Using the material below, copy every line where "Current" appears.

◆ ◆ ◆ ◆

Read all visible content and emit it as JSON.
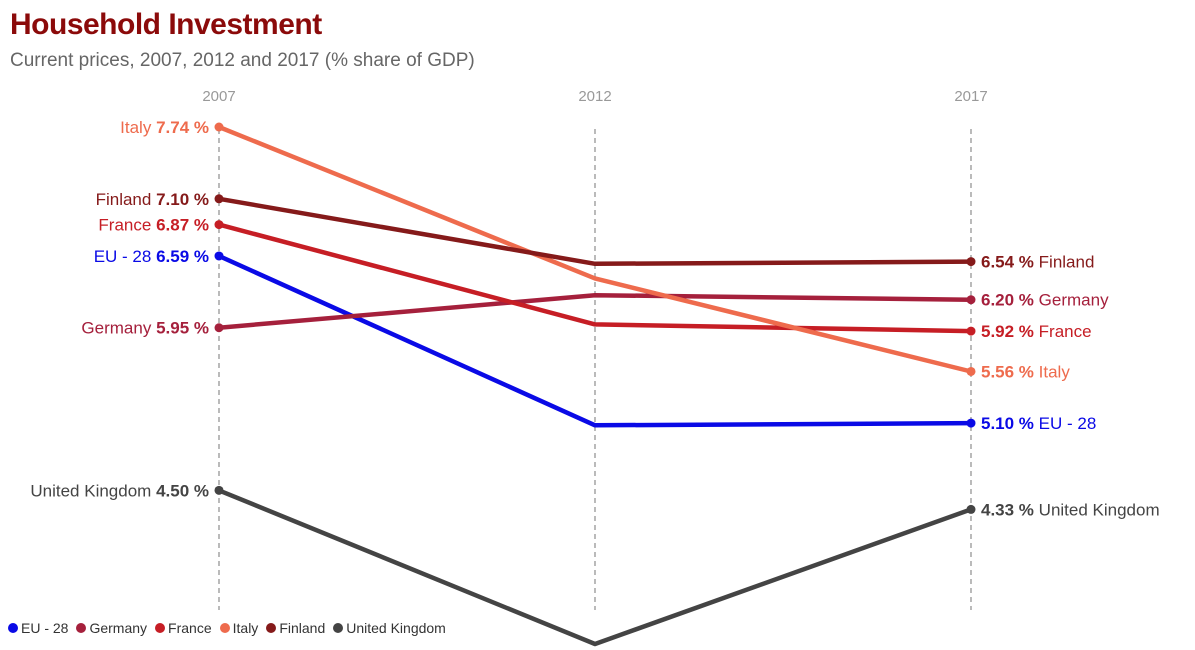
{
  "header": {
    "title": "Household Investment",
    "subtitle": "Current prices, 2007, 2012 and 2017 (% share of GDP)"
  },
  "chart_data": {
    "type": "line",
    "title": "Household Investment",
    "subtitle": "Current prices, 2007, 2012 and 2017 (% share of GDP)",
    "categories": [
      "2007",
      "2012",
      "2017"
    ],
    "unit": "%",
    "grid": false,
    "legend_position": "bottom-left",
    "series": [
      {
        "name": "EU - 28",
        "color": "#0a0ae6",
        "values": [
          6.59,
          5.08,
          5.1
        ],
        "start_label": "6.59 %",
        "end_label": "5.10 %"
      },
      {
        "name": "Germany",
        "color": "#a5203c",
        "values": [
          5.95,
          6.24,
          6.2
        ],
        "start_label": "5.95 %",
        "end_label": "6.20 %"
      },
      {
        "name": "France",
        "color": "#c61e25",
        "values": [
          6.87,
          5.98,
          5.92
        ],
        "start_label": "6.87 %",
        "end_label": "5.92 %"
      },
      {
        "name": "Italy",
        "color": "#ee6b4d",
        "values": [
          7.74,
          6.39,
          5.56
        ],
        "start_label": "7.74 %",
        "end_label": "5.56 %"
      },
      {
        "name": "Finland",
        "color": "#851a1a",
        "values": [
          7.1,
          6.52,
          6.54
        ],
        "start_label": "7.10 %",
        "end_label": "6.54 %"
      },
      {
        "name": "United Kingdom",
        "color": "#444444",
        "values": [
          4.5,
          3.13,
          4.33
        ],
        "start_label": "4.50 %",
        "end_label": "4.33 %"
      }
    ]
  }
}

◆ ◆ ◆ ◆

Task answer:
    "subtitle": "Current prices, 2007, 2012 and 2017 (% share of GDP)"
    "subtitle": "Current prices, 2007, 2012 and 2017 (% share of GDP)",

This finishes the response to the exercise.